Anna, I feel ashamed for not knowing about this type of cake. it made me enjoy this reading even more.Oh, your child is so cute!!

Anonymous said...

Steve says, just like I used to have as a kid in Staffordshire! Could do with some grated fresh ginger; cooked for 60 minutes (foil on top for last 15). We didn't leave it a week - almost an hour! It was just slightly warm when we dug in. Awesome! So moist and treacly, just delicious. Thanks for the recipe.

Anonymous said...

I also have memories of eating Parkin straight out of the oven in Brierfield Lancashire when my Great Aunt Alice cooked it. Maybe it was supposed to keep but we rarely left any! It always had equal parts Golden Syrup and Black Treacle.

Rikki said...

A recipe used by my great aunt is as follows...

1 lb Marge
1 lb Soft Brown Sugar
1 lb Treacle Syrup
1/2 Pint Milk

Put all into a large bowl and heat in microwave till melted.

1 lb Self Raising flour
1/2 lb of medium Oatmeal (medium to ease off the absorbsion of the oats)
4 Liberal Teaspoons of Ground Ginger

Mix these all into the bowl with the melted ingredients

Beat 4 large eggs and slowly add to the mixture whilst stiring briskly to prevent the egg from scrambling into the mixture.

The mixture is very sloppy and wet don't be alarmed at this as it is desired.

Line large roasting tin/s with greaseproof paper and bake at gas mark 2 for 1hour -1hr 30mins. When ready it should be firm to the touch and a needle should be clear after probing.

Store for a week as your other recipe suggests then enjoy a nice moist parkin.

Her recipe so far is the only parkin that I have had that hasn't been dry. Growing up the entire family used to fight to get the scrapings from the bottom of the paper as an extra treat to compliment the cake itself

James said...

--- --- ---

Given request A: In the parkin comments, at what oven setting and for how long does the great aunt's recipe say to bake the mixture?
Given request B: In the parkin comments, rewrite the passage from "Beat 4 large" up to and including "James said...", swapping "greaseproof paper" for "baking parchment".
Given request C: Write what comes next in the parkin comments, picking up after the last line shown.

Provided data:
--- --- ---

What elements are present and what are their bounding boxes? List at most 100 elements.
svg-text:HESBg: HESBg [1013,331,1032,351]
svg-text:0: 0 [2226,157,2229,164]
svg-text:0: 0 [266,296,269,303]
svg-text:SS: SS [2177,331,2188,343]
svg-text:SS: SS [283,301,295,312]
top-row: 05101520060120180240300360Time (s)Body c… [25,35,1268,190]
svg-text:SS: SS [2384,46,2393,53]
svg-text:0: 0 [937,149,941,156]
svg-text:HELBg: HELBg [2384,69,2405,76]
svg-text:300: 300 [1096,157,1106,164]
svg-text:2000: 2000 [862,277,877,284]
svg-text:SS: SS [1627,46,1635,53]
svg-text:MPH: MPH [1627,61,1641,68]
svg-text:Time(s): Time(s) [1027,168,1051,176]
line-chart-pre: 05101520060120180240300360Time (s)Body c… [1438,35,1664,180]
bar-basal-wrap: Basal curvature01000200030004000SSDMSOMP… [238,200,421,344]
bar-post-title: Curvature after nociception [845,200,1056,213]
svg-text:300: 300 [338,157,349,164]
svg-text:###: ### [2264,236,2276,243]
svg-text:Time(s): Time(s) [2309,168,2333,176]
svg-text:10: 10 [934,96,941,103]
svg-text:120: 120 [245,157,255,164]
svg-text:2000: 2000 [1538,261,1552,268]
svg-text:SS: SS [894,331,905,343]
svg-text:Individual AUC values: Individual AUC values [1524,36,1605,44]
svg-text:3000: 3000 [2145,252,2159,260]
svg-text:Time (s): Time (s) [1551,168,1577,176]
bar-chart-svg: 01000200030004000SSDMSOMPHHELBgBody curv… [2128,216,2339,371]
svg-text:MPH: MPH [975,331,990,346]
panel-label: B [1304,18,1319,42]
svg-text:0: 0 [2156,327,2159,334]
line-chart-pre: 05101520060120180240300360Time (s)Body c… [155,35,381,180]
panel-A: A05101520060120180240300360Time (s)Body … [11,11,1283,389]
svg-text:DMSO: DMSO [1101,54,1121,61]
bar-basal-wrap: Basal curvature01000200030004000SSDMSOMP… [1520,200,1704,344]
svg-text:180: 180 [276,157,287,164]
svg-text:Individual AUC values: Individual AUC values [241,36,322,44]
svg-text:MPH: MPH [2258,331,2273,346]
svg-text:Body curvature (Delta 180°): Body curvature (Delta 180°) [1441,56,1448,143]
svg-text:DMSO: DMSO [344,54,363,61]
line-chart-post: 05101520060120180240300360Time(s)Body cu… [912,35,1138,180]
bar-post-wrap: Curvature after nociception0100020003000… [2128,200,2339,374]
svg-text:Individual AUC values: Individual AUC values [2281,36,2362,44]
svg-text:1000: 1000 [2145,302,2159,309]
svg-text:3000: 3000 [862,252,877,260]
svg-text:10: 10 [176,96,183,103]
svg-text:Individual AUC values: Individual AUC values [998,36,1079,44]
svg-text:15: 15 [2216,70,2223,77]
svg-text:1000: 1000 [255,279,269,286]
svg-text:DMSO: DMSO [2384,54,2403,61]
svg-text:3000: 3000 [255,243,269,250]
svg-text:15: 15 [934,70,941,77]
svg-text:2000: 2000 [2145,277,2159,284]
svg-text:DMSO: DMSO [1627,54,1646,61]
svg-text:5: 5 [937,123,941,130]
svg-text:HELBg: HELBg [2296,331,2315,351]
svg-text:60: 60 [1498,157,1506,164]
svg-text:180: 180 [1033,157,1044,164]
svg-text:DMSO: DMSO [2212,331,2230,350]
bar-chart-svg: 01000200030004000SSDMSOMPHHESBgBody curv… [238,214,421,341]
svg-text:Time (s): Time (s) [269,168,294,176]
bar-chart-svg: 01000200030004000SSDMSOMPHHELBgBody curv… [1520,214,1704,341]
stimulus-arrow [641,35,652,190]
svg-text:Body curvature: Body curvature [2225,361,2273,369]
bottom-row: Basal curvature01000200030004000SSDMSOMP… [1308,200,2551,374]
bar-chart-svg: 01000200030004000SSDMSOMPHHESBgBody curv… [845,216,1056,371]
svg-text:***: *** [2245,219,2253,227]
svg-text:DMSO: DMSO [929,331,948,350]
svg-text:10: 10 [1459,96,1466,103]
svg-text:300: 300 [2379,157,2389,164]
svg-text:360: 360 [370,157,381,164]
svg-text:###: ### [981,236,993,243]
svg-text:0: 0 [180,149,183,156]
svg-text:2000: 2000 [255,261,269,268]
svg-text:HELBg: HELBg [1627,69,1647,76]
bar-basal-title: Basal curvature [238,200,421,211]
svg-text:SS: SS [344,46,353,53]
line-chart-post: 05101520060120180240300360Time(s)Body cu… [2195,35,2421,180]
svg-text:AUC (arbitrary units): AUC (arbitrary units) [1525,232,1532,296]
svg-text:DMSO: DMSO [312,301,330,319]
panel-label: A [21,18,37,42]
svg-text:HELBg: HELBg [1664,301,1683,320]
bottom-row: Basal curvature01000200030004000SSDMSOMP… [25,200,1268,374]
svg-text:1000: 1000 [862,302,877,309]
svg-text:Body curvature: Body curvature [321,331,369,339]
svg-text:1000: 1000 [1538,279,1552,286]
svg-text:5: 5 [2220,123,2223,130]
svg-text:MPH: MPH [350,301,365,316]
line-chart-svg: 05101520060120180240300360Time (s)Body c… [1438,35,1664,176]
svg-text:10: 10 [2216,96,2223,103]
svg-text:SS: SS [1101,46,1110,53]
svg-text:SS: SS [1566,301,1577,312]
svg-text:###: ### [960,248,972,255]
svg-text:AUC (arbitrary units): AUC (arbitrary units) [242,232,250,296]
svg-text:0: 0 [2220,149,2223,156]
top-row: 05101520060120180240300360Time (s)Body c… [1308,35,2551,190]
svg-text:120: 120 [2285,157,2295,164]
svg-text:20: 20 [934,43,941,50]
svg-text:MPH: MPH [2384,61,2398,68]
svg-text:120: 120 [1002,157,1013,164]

--- --- ---

Response A: At gas mark 2 for 1 hour to 1 hour 30 minutes.

Response B:
Beat 4 large eggs and slowly add to the mixture whilst stiring briskly to prevent the egg from scrambling into the mixture.

The mixture is very sloppy and wet don't be alarmed at this as it is desired.

Line large roasting tin/s with baking parchment and bake at gas mark 2 for 1hour -1hr 30mins. When ready it should be firm to the touch and a needle should be clear after probing.

Store for a week as your other recipe suggests then enjoy a nice moist parkin.

Her recipe so far is the only parkin that I have had that hasn't been dry. Growing up the entire family used to fight to get the scrapings from the bottom of the paper as an extra treat to compliment the cake itself

James said...

Response C:
For many of the older parkin recipes, you need to be careful of the type of oats used. Pinhead (steel cut) will leave a much dryer/coarser texture than (Scottish) porridge oats (these are abraded oats-stone ground- not rolled oats)American rolled oats do not do well but in the USA Bob's Red Mill makes the scottish stone ground porrige oats. This makes a huge difference in the dryness of the cake. I was disappointed when I could not match my mother-in-laws cake even using her recipe, then we visited and I checked out the oats she was using! I also find cooking at a very low temp of about 250 for 2 hours (various times due to differing recipes, you have to experiment) (like the old aga's that were always on or a cooling stone oven). To produce an evenly flat and completely cooked cake I use wet cake strips wrapped around the pan (Magic strips) this lets the outer rim cook slower, closer to the rate the inner part cooks. And I use a 6" pan. Let's just say my Mother-in-law was shocked and very pleased to have 'her' parkin and amazed I'd solved the not cooked center problem she used to have. Don't you just love being stubborn? The recipe I use has changed the black treacle to lyles golden syrup (aka treacle). It lets the ginger shine through (3tsp). The texture of the result is not cake-like or even american gingerbread (cake like). It is thick, dense, chewy, fragrently ginger and sweet. Very good for shipping or storage in an old biscuit tin for at least a month. Usually doesn't last long for us.

James said...

Yelled from the next room "think oat granola texture but more refined".

Aurelas said...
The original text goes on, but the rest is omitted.